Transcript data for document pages
****************

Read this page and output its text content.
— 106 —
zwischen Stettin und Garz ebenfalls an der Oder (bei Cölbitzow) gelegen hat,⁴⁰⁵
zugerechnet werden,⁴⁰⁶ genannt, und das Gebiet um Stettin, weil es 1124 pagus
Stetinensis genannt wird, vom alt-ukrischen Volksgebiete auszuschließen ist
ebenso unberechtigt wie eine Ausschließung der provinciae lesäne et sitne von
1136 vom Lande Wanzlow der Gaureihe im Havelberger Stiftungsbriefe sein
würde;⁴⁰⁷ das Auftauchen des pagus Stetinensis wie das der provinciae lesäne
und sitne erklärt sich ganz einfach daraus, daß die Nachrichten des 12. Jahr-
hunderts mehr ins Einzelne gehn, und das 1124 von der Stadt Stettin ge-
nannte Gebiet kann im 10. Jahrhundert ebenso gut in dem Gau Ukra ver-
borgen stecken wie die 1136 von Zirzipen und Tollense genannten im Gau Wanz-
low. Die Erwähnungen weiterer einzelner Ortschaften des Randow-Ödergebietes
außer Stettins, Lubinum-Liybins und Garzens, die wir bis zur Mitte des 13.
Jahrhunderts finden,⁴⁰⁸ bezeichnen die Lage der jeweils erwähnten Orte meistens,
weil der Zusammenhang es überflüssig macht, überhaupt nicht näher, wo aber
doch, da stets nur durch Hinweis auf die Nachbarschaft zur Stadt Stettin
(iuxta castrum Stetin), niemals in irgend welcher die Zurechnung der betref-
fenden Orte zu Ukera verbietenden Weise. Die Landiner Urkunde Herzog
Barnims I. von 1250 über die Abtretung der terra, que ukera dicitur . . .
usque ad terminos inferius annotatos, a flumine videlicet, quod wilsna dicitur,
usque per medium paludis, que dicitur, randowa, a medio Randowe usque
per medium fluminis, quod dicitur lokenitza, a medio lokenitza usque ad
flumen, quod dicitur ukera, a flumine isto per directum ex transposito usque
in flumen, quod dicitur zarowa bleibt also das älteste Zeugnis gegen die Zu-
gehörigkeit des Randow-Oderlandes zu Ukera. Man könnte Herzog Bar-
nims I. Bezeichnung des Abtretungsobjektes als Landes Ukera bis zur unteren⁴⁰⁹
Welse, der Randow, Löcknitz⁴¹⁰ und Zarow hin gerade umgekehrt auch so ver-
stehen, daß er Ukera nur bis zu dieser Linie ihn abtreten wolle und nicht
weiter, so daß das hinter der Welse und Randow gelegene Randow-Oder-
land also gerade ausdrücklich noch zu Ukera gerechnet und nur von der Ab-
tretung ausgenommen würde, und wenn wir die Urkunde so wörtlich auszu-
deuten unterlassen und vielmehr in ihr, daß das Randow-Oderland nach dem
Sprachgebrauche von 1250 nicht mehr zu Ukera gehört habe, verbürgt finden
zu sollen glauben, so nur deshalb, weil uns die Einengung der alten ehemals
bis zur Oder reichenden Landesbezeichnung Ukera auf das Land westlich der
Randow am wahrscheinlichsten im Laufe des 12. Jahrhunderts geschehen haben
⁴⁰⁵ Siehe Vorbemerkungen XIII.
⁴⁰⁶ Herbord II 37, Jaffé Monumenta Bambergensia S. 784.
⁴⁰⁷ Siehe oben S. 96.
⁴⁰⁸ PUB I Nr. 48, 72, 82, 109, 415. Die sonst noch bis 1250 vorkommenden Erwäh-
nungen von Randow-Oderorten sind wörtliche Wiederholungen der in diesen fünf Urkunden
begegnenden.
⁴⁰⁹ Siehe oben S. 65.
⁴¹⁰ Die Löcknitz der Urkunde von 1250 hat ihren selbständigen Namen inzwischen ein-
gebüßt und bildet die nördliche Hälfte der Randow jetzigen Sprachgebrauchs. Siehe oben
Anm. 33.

****************

§ **Exercise**
Each record is to be transcribed exactly and in full.

§ **Task output**
Read this page and output its text content.
— 106 —
zwischen Stettin und Garz ebenfalls an der Oder (bei Cölbitzow) gelegen hat,⁴⁰⁵
zugerechnet werden,⁴⁰⁶ genannt, und das Gebiet um Stettin, weil es 1124 pagus
Stetinensis genannt wird, vom alt-ukrischen Volksgebiete auszuschließen ist
ebenso unberechtigt wie eine Ausschließung der provinciae lesäne et sitne von
1136 vom Lande Wanzlow der Gaureihe im Havelberger Stiftungsbriefe sein
würde;⁴⁰⁷ das Auftauchen des pagus Stetinensis wie das der provinciae lesäne
und sitne erklärt sich ganz einfach daraus, daß die Nachrichten des 12. Jahr-
hunderts mehr ins Einzelne gehn, und das 1124 von der Stadt Stettin ge-
nannte Gebiet kann im 10. Jahrhundert ebenso gut in dem Gau Ukra ver-
borgen stecken wie die 1136 von Zirzipen und Tollense genannten im Gau Wanz-
low. Die Erwähnungen weiterer einzelner Ortschaften des Randow-Ödergebietes
außer Stettins, Lubinum-Liybins und Garzens, die wir bis zur Mitte des 13.
Jahrhunderts finden,⁴⁰⁸ bezeichnen die Lage der jeweils erwähnten Orte meistens,
weil der Zusammenhang es überflüssig macht, überhaupt nicht näher, wo aber
doch, da stets nur durch Hinweis auf die Nachbarschaft zur Stadt Stettin
(iuxta castrum Stetin), niemals in irgend welcher die Zurechnung der betref-
fenden Orte zu Ukera verbietenden Weise. Die Landiner Urkunde Herzog
Barnims I. von 1250 über die Abtretung der terra, que ukera dicitur . . .
usque ad terminos inferius annotatos, a flumine videlicet, quod wilsna dicitur,
usque per medium paludis, que dicitur, randowa, a medio Randowe usque
per medium fluminis, quod dicitur lokenitza, a medio lokenitza usque ad
flumen, quod dicitur ukera, a flumine isto per directum ex transposito usque
in flumen, quod dicitur zarowa bleibt also das älteste Zeugnis gegen die Zu-
gehörigkeit des Randow-Oderlandes zu Ukera. Man könnte Herzog Bar-
nims I. Bezeichnung des Abtretungsobjektes als Landes Ukera bis zur unteren⁴⁰⁹
Welse, der Randow, Löcknitz⁴¹⁰ und Zarow hin gerade umgekehrt auch so ver-
stehen, daß er Ukera nur bis zu dieser Linie ihn abtreten wolle und nicht
weiter, so daß das hinter der Welse und Randow gelegene Randow-Oder-
land also gerade ausdrücklich noch zu Ukera gerechnet und nur von der Ab-
tretung ausgenommen würde, und wenn wir die Urkunde so wörtlich auszu-
deuten unterlassen und vielmehr in ihr, daß das Randow-Oderland nach dem
Sprachgebrauche von 1250 nicht mehr zu Ukera gehört habe, verbürgt finden
zu sollen glauben, so nur deshalb, weil uns die Einengung der alten ehemals
bis zur Oder reichenden Landesbezeichnung Ukera auf das Land westlich der
Randow am wahrscheinlichsten im Laufe des 12. Jahrhunderts geschehen haben
⁴⁰⁵ Siehe Vorbemerkungen XIII.
⁴⁰⁶ Herbord II 37, Jaffé Monumenta Bambergensia S. 784.
⁴⁰⁷ Siehe oben S. 96.
⁴⁰⁸ PUB I Nr. 48, 72, 82, 109, 415. Die sonst noch bis 1250 vorkommenden Erwäh-
nungen von Randow-Oderorten sind wörtliche Wiederholungen der in diesen fünf Urkunden
begegnenden.
⁴⁰⁹ Siehe oben S. 65.
⁴¹⁰ Die Löcknitz der Urkunde von 1250 hat ihren selbständigen Namen inzwischen ein-
gebüßt und bildet die nördliche Hälfte der Randow jetzigen Sprachgebrauchs. Siehe oben
Anm. 33.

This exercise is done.